*Excerpts from a figure dataset*.
# # #

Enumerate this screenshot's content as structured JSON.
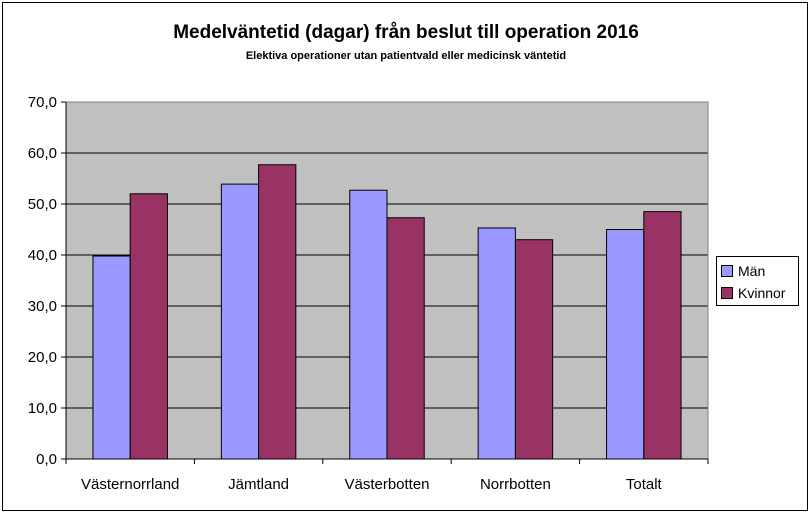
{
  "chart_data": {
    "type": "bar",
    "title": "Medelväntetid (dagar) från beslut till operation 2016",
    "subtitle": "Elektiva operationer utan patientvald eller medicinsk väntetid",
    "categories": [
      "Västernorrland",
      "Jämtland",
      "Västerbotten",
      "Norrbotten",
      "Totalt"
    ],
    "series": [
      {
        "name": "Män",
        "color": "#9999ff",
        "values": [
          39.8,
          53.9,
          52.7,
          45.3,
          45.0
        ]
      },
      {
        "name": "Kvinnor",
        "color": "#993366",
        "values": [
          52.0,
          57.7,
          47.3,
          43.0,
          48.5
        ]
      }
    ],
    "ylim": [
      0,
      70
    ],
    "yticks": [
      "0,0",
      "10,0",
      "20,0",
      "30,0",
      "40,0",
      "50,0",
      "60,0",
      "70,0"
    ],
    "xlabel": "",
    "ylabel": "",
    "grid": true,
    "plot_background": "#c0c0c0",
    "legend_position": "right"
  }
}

# # #

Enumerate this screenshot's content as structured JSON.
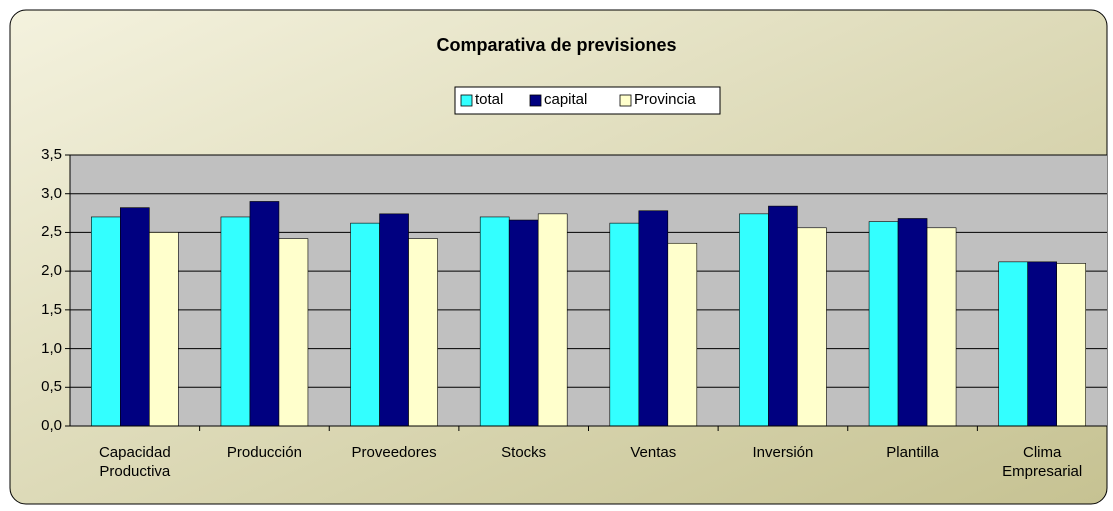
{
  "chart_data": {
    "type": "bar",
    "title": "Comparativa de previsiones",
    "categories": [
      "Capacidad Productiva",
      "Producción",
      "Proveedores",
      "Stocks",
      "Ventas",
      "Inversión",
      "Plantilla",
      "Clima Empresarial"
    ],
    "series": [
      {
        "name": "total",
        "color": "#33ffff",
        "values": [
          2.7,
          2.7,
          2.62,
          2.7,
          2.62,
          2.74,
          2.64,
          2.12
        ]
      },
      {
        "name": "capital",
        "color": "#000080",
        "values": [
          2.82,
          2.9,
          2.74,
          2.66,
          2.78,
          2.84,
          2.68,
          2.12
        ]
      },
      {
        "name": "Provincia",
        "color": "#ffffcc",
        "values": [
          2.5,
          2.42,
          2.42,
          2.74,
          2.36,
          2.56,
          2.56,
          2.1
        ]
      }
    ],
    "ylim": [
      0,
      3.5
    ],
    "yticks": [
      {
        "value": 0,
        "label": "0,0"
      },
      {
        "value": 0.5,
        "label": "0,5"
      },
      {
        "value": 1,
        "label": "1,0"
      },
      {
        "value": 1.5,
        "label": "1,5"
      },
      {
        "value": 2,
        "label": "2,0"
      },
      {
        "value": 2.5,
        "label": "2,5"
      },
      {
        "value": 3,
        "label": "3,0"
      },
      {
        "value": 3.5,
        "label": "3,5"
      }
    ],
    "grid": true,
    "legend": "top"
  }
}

# # #

*Work to do*.
Your answer should be a single number: the count of lines that contain "color".

*Exercise solution*.
5